Please answer these questions from the forum post:
(a) What value of capacitor was bent to straddle the PIC?
(b) What does the post say to keep in RAM if port A is used for other stuff?
(c) Which series is the decoder from?
++++ SELECTION
Of course, you've already written your data to port B.

If you're using port A for other stuff, keep a shadow copy in RAM.

Good Luck! Rich

Reply to
Rich Grise

I finally got home today, got out the pliers, and bent a 1uF capacitor's leads enough to straddle the PIC. The result appears to be a lot cleaner already! Thanks for helping a clueless boy track this down. However, I'm not going to call a single good test a success, so I want to talk it out.

For > > Well, your bare-bones circuit is correct (but, as another poster

Fortunately, I had the good sense to use a 2-to-4 _with_ an enable input. The outputs are inverted (HHHH when disabled, one output low when enabled), but the 574 is positive edge-triggered, so as long as all outputs stay high _except_ when in use, and then are not expected to register until the clock pulse from the processor _ends_, shouldn't that work? Anyway, I'm not going to re-introduce the decoder until I know everything works without it. That said, the decoder is necessary, because I'll need the extra two pins later. It's from the HC series, and I wouldn't guess it's altogether timing-incompatible. (But to make sure everything works with it, I'll be sure to add up the propagation delays and insert nops accordingly.)
++++++++
++++ DATA RECORDS
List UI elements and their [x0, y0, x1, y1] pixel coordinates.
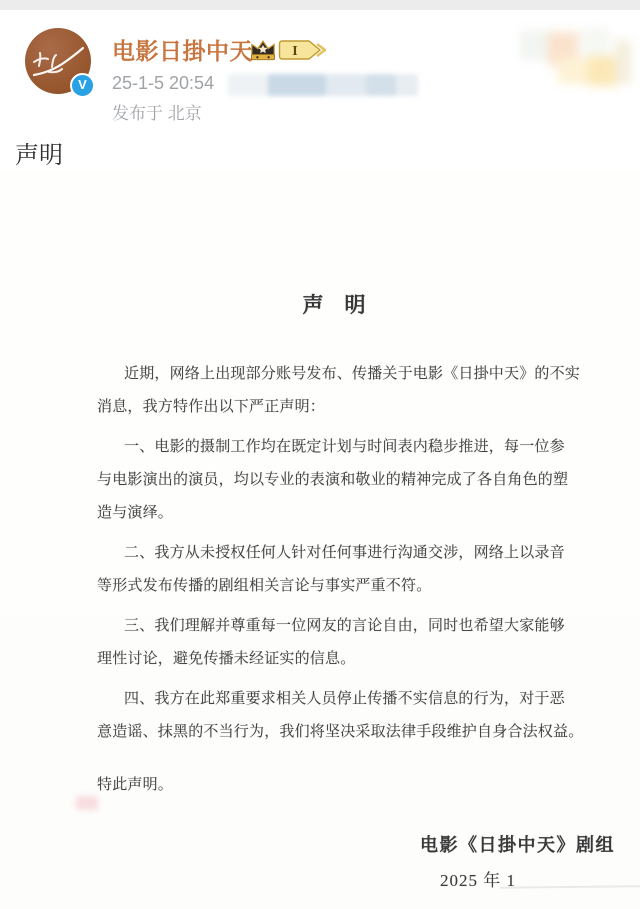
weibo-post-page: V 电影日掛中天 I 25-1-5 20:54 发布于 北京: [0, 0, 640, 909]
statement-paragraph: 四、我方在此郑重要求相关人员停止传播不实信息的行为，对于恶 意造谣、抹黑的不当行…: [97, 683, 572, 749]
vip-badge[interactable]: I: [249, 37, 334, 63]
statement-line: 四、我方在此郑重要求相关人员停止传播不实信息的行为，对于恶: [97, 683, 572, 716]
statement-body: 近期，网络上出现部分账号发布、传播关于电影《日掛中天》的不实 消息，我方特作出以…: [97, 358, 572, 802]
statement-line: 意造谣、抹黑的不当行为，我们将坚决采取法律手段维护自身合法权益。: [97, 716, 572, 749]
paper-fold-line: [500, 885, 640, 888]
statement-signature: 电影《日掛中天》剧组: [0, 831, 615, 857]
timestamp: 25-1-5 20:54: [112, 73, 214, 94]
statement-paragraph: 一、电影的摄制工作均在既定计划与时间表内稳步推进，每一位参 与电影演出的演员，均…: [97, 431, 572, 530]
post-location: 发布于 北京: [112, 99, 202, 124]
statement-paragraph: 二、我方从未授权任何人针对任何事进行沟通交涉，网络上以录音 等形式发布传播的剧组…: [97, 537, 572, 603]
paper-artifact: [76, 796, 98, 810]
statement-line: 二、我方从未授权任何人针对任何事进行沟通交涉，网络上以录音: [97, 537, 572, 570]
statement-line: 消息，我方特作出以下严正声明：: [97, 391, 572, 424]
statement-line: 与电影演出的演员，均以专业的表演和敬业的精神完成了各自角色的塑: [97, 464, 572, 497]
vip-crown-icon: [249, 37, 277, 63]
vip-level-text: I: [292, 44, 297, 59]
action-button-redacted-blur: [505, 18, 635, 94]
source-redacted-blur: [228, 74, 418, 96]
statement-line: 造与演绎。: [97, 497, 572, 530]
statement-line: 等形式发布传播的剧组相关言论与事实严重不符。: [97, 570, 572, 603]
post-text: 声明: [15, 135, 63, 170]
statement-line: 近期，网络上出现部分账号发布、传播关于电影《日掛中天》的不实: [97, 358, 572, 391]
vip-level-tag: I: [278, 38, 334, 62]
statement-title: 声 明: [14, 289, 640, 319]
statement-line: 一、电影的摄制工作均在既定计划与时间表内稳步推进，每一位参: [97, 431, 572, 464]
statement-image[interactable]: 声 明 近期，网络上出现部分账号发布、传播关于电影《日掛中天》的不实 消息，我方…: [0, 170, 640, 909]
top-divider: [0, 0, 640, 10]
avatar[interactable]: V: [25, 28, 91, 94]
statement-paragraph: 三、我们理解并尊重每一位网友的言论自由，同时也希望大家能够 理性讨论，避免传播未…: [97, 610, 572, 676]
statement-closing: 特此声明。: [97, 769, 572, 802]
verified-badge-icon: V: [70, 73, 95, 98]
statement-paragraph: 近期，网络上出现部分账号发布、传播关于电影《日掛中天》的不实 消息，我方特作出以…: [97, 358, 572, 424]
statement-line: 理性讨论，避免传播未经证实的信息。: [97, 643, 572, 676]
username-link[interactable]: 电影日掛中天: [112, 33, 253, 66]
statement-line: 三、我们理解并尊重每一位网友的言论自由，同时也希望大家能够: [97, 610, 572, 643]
++++++++
REPLY TO THE EXERCISE:
(a) A 1uF capacitor.
(b) A shadow copy.
(c) The HC series.